Required task: Identify every line in the records below that contains the word "progrès", and copy each of those lines.

Available records:
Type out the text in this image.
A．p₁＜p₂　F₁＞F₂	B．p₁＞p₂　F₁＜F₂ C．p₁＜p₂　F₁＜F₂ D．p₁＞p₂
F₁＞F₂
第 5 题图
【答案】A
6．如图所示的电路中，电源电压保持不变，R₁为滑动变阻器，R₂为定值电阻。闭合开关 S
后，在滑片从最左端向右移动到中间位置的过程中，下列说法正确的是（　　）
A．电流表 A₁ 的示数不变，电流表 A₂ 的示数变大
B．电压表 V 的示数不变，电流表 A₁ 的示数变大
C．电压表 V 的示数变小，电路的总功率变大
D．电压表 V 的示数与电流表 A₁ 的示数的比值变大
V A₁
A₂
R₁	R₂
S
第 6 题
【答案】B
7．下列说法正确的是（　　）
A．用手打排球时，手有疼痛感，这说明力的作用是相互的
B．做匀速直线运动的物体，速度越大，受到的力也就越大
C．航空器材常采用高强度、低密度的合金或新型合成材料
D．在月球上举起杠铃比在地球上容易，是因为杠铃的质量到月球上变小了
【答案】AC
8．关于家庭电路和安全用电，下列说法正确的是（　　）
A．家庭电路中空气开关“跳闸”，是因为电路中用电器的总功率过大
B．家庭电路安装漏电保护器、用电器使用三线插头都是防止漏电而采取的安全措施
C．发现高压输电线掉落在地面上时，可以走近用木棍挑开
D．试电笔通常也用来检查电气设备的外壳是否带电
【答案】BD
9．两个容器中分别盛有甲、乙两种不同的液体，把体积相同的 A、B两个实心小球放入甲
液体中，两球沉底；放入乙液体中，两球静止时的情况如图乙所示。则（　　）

==

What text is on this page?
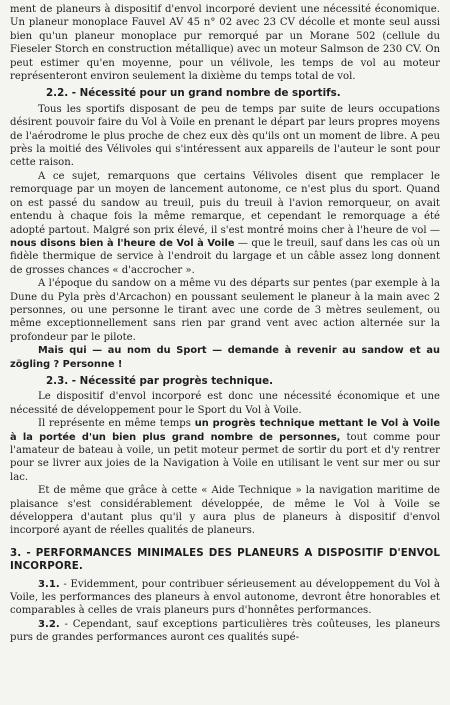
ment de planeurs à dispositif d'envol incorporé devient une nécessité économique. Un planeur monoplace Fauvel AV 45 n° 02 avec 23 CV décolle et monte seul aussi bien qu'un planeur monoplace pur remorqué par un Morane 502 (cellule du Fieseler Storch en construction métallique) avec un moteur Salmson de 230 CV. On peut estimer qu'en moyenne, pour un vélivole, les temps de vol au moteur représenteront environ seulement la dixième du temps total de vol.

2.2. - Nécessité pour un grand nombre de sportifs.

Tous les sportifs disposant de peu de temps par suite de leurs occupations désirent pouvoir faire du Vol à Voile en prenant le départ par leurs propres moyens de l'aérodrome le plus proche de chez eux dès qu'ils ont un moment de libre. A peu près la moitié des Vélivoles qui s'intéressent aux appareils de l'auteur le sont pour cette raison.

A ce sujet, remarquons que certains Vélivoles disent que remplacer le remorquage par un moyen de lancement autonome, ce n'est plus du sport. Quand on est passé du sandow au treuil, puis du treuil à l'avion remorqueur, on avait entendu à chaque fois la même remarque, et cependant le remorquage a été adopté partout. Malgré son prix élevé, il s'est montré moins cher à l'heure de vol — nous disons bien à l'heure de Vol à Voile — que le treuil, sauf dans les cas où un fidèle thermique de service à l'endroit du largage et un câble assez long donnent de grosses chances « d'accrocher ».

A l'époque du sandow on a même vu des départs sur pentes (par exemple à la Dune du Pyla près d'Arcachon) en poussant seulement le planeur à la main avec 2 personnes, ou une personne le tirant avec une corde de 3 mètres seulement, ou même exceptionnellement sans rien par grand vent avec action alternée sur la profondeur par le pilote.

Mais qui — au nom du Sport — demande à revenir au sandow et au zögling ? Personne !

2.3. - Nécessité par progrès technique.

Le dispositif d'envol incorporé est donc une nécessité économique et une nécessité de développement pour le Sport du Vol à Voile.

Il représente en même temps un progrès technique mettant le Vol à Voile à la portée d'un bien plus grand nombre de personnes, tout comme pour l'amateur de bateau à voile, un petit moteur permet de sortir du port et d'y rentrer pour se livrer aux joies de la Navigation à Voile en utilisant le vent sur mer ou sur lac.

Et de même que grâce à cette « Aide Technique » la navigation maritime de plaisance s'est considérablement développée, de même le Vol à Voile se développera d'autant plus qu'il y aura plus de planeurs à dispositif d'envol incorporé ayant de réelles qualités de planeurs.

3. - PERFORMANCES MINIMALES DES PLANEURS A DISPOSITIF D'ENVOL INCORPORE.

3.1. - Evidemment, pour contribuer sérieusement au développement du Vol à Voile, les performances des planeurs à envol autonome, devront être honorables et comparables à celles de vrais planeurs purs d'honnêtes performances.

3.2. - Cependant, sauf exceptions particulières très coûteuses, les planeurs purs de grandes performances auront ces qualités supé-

Task answer:
2.3. - Nécessité par progrès technique.
Il représente en même temps un progrès technique mettant le Vol à Voile à la portée d'un bien plus grand nombre de personnes, tout comme pour l'amateur de bateau à voile, un petit moteur permet de sortir du port et d'y rentrer pour se livrer aux joies de la Navigation à Voile en utilisant le vent sur mer ou sur lac.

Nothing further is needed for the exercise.